▸ What to produce
Return all lines below containing the word "energy".

▸ Entries provided
** Start **

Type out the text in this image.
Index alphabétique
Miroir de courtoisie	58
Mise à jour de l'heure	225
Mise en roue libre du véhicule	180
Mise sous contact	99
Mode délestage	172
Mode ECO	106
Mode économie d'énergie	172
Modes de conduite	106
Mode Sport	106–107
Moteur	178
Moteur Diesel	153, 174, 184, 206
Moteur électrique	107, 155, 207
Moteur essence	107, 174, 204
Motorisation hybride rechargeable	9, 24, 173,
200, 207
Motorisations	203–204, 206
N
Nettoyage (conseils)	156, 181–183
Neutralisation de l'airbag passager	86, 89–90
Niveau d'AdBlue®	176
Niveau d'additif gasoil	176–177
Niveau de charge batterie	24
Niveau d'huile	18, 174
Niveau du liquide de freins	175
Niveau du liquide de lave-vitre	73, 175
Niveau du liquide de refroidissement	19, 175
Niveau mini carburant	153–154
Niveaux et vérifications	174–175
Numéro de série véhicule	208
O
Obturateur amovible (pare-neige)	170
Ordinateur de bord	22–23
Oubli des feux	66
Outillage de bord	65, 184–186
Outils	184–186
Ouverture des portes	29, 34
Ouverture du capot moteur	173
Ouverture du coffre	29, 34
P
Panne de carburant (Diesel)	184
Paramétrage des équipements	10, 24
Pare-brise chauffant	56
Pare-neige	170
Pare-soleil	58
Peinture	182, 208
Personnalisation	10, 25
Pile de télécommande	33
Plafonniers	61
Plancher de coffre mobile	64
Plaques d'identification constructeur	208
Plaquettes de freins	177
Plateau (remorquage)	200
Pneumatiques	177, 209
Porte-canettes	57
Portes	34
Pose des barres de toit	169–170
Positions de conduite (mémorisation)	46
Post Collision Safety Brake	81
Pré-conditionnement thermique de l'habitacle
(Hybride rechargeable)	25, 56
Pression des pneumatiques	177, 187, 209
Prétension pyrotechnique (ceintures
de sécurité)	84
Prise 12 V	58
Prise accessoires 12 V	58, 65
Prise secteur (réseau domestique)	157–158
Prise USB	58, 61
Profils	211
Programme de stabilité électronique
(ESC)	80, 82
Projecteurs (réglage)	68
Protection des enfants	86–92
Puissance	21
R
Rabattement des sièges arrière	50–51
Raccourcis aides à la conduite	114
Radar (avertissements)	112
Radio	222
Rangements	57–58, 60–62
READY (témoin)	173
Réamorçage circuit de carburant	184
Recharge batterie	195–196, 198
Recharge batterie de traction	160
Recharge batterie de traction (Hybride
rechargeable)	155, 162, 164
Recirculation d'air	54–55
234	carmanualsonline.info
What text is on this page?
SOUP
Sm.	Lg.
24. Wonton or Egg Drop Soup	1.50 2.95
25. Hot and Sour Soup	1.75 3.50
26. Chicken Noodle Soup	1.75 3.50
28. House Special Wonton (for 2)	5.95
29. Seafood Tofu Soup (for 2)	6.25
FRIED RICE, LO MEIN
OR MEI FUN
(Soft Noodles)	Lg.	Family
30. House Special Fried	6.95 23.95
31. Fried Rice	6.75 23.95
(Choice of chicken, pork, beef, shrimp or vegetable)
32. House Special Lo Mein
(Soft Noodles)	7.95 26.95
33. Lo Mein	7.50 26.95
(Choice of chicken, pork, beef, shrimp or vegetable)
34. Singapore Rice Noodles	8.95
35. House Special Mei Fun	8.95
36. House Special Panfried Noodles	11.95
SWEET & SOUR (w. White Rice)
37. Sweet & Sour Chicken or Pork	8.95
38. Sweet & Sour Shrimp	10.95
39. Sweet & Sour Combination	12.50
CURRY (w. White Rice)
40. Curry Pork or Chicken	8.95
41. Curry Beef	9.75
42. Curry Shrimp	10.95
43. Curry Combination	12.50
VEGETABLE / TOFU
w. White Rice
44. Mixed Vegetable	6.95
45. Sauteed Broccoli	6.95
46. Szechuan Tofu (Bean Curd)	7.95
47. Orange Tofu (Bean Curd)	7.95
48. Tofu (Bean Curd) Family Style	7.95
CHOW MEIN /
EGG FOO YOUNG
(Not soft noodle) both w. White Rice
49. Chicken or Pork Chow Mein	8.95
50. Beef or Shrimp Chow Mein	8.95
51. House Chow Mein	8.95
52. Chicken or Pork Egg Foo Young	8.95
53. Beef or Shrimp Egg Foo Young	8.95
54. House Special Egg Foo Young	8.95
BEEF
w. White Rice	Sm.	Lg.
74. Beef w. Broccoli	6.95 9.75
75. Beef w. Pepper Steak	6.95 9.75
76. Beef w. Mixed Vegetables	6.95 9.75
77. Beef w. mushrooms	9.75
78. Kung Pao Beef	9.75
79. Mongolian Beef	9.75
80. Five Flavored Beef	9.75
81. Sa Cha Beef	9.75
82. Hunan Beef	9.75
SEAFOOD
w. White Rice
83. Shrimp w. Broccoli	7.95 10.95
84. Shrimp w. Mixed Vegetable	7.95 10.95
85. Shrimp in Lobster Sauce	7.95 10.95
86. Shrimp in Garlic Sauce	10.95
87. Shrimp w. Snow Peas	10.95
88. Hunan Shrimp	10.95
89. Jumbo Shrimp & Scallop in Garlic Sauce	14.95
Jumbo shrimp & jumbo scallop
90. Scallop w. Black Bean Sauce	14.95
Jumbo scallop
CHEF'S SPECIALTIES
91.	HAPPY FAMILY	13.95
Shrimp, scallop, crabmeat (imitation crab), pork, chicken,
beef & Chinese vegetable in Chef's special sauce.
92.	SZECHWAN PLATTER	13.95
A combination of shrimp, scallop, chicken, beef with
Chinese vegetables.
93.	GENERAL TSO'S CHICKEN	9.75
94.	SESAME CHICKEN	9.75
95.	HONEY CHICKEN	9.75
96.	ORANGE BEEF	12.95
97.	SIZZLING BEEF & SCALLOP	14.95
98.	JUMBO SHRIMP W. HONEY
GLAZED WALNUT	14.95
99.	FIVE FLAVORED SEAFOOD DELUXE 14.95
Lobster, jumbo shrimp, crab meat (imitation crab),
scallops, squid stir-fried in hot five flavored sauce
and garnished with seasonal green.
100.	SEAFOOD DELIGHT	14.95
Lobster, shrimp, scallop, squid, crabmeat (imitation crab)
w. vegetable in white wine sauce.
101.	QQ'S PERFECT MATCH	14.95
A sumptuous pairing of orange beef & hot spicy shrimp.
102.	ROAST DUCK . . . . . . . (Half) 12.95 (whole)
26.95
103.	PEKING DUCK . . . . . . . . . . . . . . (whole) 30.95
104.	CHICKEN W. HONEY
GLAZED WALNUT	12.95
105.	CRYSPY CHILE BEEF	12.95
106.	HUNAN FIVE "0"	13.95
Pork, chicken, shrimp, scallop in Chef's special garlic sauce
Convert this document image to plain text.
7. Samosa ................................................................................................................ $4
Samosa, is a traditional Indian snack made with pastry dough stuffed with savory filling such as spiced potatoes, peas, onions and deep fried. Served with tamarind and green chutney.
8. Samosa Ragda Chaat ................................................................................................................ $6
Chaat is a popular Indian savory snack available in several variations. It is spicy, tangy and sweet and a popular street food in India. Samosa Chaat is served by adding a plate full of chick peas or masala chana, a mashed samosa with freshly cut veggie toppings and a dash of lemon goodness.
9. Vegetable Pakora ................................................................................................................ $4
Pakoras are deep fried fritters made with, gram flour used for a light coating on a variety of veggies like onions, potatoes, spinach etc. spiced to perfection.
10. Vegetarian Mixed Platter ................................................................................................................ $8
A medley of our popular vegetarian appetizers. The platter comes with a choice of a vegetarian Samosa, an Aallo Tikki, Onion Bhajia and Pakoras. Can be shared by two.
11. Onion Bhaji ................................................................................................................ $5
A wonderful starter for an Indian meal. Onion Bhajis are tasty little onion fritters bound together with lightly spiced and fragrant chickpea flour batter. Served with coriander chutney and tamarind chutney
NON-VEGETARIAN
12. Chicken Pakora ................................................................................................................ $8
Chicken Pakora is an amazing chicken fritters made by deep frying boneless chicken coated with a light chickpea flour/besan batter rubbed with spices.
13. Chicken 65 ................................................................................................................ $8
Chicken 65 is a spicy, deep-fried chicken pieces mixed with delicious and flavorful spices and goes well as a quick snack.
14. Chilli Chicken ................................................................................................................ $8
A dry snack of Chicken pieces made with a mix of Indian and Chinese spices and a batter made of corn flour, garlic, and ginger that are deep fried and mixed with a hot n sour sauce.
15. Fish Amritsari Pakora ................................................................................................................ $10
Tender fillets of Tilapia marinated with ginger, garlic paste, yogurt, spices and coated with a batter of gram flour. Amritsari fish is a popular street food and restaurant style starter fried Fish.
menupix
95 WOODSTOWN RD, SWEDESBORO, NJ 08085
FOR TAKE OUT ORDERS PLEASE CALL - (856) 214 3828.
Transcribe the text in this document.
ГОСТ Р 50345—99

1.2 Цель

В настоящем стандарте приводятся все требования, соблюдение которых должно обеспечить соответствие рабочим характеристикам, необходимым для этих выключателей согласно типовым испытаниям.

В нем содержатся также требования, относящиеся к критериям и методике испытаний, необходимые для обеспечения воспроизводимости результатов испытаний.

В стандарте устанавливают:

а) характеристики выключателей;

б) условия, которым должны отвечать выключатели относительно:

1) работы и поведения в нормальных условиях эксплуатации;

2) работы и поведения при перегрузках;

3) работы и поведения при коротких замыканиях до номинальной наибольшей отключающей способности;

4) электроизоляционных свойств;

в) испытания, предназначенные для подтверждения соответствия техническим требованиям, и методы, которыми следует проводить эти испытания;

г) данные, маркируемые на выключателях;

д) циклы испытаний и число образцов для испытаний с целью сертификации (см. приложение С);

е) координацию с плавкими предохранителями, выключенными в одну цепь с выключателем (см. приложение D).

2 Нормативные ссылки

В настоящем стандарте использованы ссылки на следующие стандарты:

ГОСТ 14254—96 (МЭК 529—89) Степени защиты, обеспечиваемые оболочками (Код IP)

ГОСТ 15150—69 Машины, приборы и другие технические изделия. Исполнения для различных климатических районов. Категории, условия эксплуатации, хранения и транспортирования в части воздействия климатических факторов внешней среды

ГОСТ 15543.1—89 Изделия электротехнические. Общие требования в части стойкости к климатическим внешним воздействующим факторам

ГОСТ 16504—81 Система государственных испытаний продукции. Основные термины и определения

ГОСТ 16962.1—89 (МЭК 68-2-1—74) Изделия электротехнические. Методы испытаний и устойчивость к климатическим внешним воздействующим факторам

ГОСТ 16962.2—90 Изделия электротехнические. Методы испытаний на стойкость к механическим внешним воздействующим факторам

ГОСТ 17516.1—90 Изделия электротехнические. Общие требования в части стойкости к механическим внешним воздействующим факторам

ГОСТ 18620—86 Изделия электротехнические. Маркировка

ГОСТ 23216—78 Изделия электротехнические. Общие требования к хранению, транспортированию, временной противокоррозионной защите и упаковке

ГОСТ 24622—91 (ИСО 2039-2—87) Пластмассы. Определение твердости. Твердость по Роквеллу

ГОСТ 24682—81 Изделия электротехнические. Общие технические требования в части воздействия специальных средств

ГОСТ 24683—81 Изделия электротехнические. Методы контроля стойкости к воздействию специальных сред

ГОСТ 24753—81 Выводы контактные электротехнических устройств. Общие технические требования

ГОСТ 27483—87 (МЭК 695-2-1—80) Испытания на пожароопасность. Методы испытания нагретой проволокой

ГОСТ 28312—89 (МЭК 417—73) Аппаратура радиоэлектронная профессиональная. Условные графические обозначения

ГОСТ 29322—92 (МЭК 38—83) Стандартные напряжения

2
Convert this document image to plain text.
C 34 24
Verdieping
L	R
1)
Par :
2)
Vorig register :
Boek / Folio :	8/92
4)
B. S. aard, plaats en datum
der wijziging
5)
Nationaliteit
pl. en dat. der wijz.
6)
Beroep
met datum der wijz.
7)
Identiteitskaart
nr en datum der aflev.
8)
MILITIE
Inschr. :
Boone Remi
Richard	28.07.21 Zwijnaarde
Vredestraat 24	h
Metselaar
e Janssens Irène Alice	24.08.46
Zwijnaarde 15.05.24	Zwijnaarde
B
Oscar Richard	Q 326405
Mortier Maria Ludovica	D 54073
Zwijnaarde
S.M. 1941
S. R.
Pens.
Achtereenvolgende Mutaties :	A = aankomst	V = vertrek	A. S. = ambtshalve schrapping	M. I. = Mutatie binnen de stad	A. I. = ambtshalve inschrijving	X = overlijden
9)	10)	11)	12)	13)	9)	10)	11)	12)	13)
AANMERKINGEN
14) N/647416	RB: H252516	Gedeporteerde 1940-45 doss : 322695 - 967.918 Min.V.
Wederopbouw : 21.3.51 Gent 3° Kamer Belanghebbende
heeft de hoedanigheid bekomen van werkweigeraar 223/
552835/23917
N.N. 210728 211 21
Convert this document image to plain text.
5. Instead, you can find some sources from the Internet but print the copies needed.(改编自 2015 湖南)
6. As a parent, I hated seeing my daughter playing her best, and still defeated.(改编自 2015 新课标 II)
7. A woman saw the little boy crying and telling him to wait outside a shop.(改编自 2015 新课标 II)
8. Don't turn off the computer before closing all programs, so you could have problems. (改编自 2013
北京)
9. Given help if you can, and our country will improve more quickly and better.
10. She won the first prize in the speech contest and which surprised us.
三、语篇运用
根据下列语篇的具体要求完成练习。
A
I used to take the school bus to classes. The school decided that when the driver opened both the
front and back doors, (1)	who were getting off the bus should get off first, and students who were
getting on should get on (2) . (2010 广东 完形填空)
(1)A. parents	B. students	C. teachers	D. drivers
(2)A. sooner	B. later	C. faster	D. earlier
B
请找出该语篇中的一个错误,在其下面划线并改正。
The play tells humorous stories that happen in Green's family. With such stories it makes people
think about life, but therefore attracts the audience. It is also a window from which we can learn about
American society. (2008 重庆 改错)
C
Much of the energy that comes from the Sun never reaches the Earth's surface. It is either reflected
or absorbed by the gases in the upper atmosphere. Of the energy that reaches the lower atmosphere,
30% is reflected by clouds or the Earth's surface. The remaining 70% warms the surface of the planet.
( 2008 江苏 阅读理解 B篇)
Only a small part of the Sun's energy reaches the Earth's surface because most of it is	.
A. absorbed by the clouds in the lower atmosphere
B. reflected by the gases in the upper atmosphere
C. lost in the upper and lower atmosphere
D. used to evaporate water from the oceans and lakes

** End **

▸ Exercise output
Much of the energy that comes from the Sun never reaches the Earth's surface. It is either reflected
or absorbed by the gases in the upper atmosphere. Of the energy that reaches the lower atmosphere,
Only a small part of the Sun's energy reaches the Earth's surface because most of it is	.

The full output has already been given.